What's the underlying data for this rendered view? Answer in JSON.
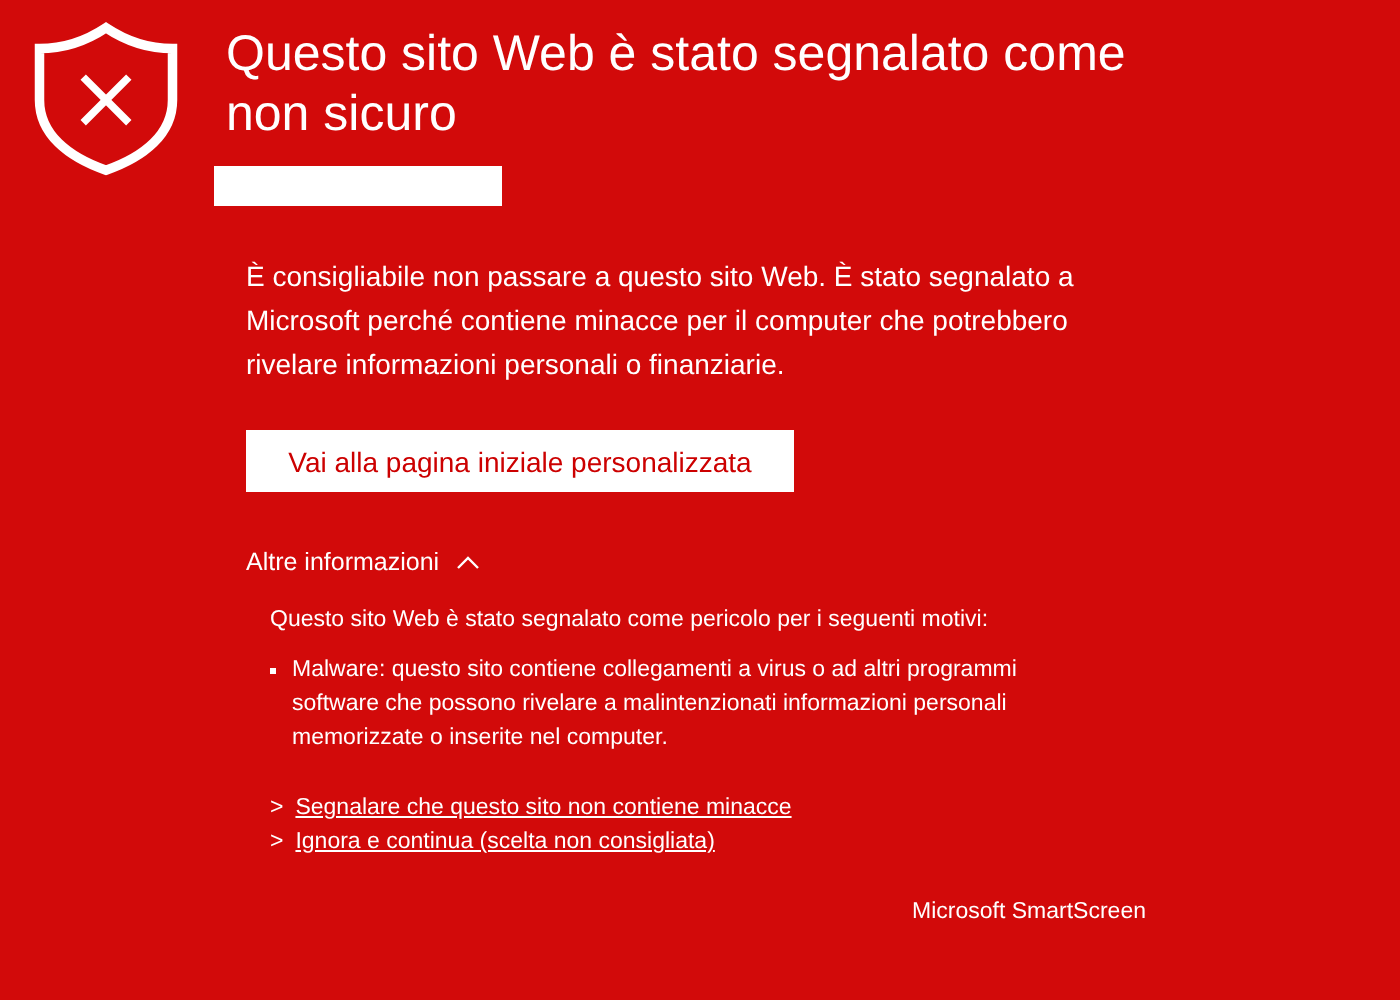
{
  "title": "Questo sito Web è stato segnalato come non sicuro",
  "message": "È consigliabile non passare a questo sito Web. È stato segnalato a Microsoft perché contiene minacce per il computer che potrebbero rivelare informazioni personali o finanziarie.",
  "primary_button": "Vai alla pagina iniziale personalizzata",
  "more_info": {
    "label": "Altre informazioni",
    "expanded": true,
    "intro": "Questo sito Web è stato segnalato come pericolo per i seguenti motivi:",
    "reasons": [
      "Malware: questo sito contiene collegamenti a virus o ad altri programmi software che possono rivelare a malintenzionati informazioni personali memorizzate o inserite nel computer."
    ],
    "links": [
      {
        "marker": ">",
        "label": "Segnalare che questo sito non contiene minacce"
      },
      {
        "marker": ">",
        "label": "Ignora e continua (scelta non consigliata)"
      }
    ]
  },
  "footer": "Microsoft SmartScreen"
}
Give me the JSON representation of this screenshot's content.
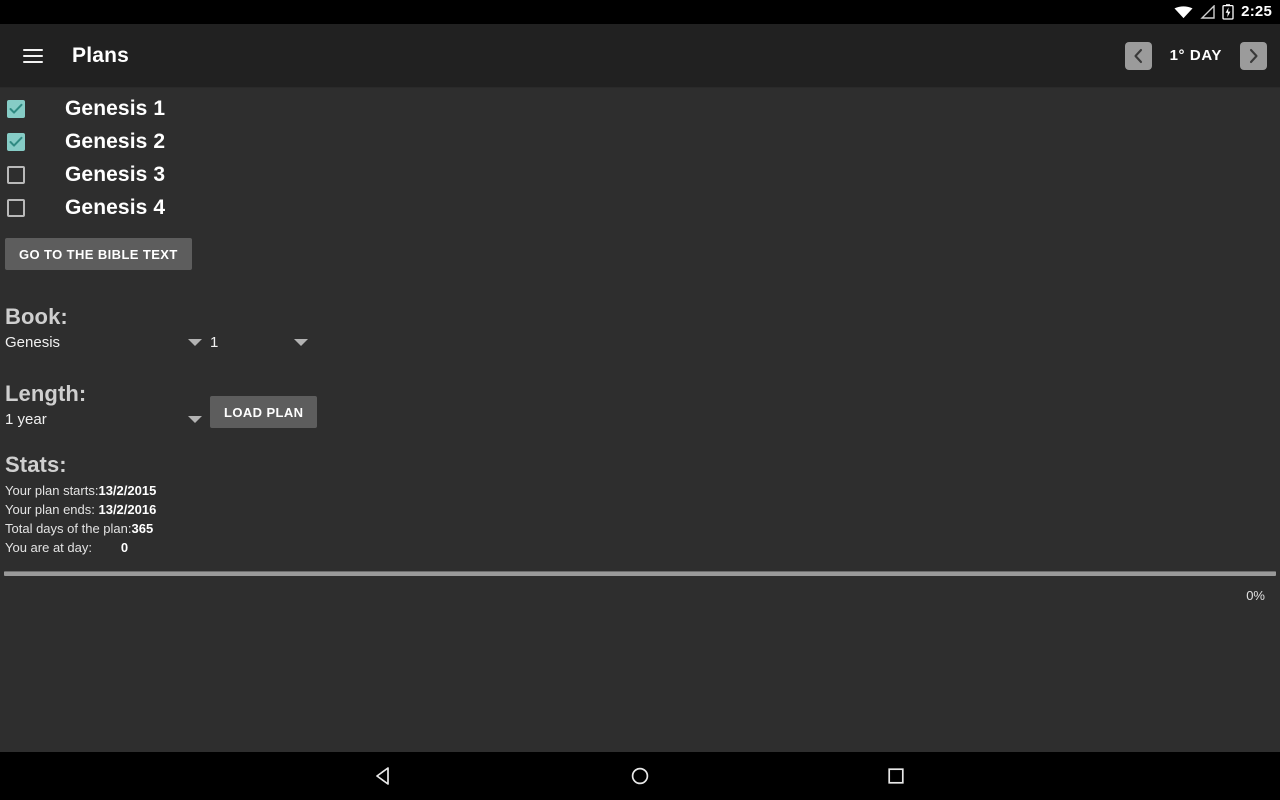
{
  "status_bar": {
    "time": "2:25",
    "icons": [
      "wifi-icon",
      "signal-icon",
      "battery-charging-icon"
    ]
  },
  "app_bar": {
    "menu_icon": "hamburger-menu-icon",
    "title": "Plans",
    "prev_icon": "chevron-left-icon",
    "next_icon": "chevron-right-icon",
    "day_label": "1° DAY"
  },
  "chapters": [
    {
      "label": "Genesis 1",
      "checked": true
    },
    {
      "label": "Genesis 2",
      "checked": true
    },
    {
      "label": "Genesis 3",
      "checked": false
    },
    {
      "label": "Genesis 4",
      "checked": false
    }
  ],
  "bible_text_button": "GO TO THE BIBLE TEXT",
  "book_section": {
    "title": "Book:",
    "book_value": "Genesis",
    "chapter_value": "1"
  },
  "length_section": {
    "title": "Length:",
    "length_value": "1 year",
    "load_plan_button": "LOAD PLAN"
  },
  "stats_section": {
    "title": "Stats:",
    "rows": [
      {
        "label": "Your plan starts:",
        "value": "13/2/2015"
      },
      {
        "label": "Your plan ends: ",
        "value": "13/2/2016"
      },
      {
        "label": "Total days of the plan:",
        "value": "365"
      },
      {
        "label": "You are at day:        ",
        "value": "0"
      }
    ]
  },
  "progress": {
    "percent_label": "0%",
    "percent_value": 0
  },
  "navigation_bar": {
    "back_icon": "back-triangle-icon",
    "home_icon": "home-circle-icon",
    "recents_icon": "recents-square-icon"
  },
  "colors": {
    "accent_teal": "#86ccc6",
    "app_bar": "#212121",
    "content_bg": "#2e2e2e",
    "button_gray": "#5d5d5d"
  }
}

● ● ● ●

AIM OF THE TASK: Each line holding "computer" in the records should be copied out.

RESULT FOR THIS TASK:
  "message": "È consigliabile non passare a questo sito Web. È stato segnalato a Microsoft perché contiene minacce per il computer che potrebbero rivelare informazioni personali o finanziarie.",
      "Malware: questo sito contiene collegamenti a virus o ad altri programmi software che possono rivelare a malintenzionati informazioni personali memorizzate o inserite nel computer."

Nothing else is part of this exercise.